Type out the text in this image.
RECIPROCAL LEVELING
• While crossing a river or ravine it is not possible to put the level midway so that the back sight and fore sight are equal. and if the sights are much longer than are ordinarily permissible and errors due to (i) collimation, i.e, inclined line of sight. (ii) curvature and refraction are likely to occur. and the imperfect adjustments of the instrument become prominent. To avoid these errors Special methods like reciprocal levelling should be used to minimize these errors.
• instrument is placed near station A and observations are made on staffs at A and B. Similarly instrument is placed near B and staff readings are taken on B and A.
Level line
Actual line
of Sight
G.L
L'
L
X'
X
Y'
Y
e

- _WORK TO COMPLETE_:
Write every line of the material above again, exactly.

- _ANSWER TO THE EXERCISE_:
Type out the text in this image.
RECIPROCAL LEVELING
• While crossing a river or ravine it is not possible to put the level midway so that the back sight and fore sight are equal. and if the sights are much longer than are ordinarily permissible and errors due to (i) collimation, i.e, inclined line of sight. (ii) curvature and refraction are likely to occur. and the imperfect adjustments of the instrument become prominent. To avoid these errors Special methods like reciprocal levelling should be used to minimize these errors.
• instrument is placed near station A and observations are made on staffs at A and B. Similarly instrument is placed near B and staff readings are taken on B and A.
Level line
Actual line
of Sight
G.L
L'
L
X'
X
Y'
Y
e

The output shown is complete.